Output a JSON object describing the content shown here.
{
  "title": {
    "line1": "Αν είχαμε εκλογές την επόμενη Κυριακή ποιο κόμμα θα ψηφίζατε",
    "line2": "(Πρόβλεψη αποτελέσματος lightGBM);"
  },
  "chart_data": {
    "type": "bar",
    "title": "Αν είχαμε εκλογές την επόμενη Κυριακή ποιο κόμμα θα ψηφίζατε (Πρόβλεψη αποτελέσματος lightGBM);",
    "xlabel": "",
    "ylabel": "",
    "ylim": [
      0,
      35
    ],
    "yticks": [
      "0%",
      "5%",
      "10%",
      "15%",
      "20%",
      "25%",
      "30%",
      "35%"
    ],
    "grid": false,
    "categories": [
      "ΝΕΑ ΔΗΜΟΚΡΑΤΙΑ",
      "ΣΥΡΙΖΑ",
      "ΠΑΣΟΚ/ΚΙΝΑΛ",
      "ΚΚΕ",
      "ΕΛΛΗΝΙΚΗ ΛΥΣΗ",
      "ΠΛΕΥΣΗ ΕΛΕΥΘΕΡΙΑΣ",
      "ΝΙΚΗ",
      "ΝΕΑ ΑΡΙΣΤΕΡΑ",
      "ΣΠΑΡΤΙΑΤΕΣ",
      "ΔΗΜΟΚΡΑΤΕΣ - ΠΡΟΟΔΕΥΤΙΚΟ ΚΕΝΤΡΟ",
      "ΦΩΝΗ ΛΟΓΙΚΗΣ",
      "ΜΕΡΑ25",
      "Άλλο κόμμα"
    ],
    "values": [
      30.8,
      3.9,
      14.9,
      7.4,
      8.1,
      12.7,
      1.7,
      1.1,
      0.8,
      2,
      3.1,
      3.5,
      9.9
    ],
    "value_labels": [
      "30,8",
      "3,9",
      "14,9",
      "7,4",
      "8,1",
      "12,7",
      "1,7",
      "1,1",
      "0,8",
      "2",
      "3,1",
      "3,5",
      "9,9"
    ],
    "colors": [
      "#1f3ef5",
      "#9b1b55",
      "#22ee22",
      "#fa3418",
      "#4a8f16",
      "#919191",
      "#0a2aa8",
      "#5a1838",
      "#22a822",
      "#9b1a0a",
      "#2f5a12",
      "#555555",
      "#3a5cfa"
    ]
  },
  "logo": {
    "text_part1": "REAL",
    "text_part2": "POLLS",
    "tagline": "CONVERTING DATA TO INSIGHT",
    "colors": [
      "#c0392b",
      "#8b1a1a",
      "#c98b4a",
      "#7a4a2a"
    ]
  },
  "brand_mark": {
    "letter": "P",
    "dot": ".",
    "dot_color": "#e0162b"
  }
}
..............................
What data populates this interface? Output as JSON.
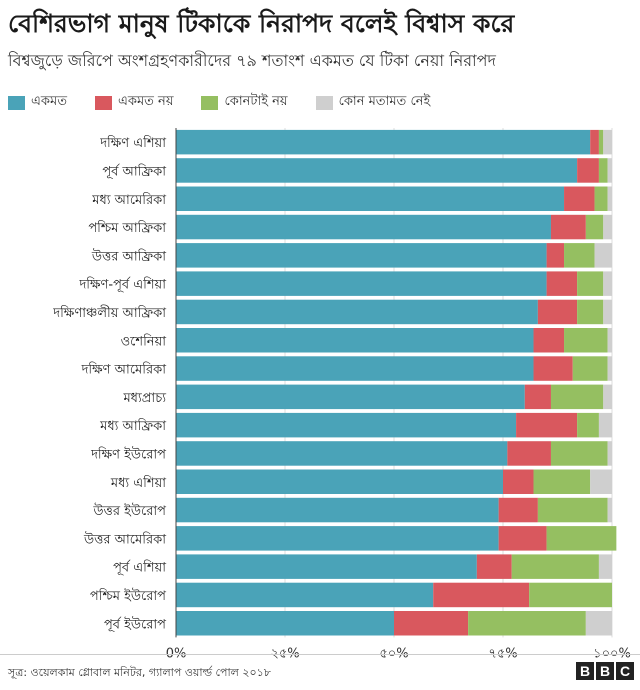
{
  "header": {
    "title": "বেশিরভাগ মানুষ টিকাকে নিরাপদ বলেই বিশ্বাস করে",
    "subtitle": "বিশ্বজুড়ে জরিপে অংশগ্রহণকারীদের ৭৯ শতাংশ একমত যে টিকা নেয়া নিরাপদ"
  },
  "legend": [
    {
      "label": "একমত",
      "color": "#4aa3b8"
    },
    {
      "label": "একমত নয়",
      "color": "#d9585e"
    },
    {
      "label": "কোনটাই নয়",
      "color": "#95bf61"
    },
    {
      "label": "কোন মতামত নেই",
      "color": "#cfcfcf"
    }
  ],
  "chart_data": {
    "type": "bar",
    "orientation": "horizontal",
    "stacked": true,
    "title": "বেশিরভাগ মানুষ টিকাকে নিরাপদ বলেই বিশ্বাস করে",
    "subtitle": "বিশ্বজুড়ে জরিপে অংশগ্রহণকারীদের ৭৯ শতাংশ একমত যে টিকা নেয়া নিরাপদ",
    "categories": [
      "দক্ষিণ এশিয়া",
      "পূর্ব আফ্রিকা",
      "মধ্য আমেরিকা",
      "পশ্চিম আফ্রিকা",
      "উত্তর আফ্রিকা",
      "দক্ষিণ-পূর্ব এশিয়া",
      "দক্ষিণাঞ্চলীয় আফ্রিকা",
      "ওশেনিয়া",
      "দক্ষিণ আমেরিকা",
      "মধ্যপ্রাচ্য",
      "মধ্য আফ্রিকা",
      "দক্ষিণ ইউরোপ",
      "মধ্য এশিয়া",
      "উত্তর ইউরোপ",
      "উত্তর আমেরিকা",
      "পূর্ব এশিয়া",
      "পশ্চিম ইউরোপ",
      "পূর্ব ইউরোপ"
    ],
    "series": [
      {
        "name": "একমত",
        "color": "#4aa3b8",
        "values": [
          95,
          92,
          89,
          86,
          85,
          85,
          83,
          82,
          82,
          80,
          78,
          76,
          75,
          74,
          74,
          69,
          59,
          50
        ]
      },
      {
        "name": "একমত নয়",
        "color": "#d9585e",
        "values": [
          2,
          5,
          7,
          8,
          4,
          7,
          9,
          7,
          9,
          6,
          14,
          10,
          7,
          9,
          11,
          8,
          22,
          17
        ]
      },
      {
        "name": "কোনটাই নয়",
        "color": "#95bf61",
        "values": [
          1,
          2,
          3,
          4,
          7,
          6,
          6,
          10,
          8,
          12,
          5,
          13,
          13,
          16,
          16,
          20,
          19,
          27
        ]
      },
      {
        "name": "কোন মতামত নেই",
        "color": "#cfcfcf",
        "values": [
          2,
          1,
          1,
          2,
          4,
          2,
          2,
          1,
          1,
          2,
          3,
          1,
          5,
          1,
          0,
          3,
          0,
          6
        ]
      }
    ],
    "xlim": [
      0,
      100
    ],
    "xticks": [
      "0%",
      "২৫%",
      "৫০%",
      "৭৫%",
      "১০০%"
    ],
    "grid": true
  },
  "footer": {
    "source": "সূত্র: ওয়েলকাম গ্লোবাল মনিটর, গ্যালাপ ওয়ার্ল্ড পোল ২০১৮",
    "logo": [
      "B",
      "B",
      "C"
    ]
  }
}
..............................
= Task requirements =
Check each line above for the word "একমত", and copy the lines where it appears.

= Finished answer =
    "subtitle": "বিশ্বজুড়ে জরিপে অংশগ্রহণকারীদের ৭৯ শতাংশ একমত যে টিকা নেয়া নিরাপদ"
      "label": "একমত",
      "label": "একমত নয়",
    "subtitle": "বিশ্বজুড়ে জরিপে অংশগ্রহণকারীদের ৭৯ শতাংশ একমত যে টিকা নেয়া নিরাপদ",
        "name": "একমত",
        "name": "একমত নয়",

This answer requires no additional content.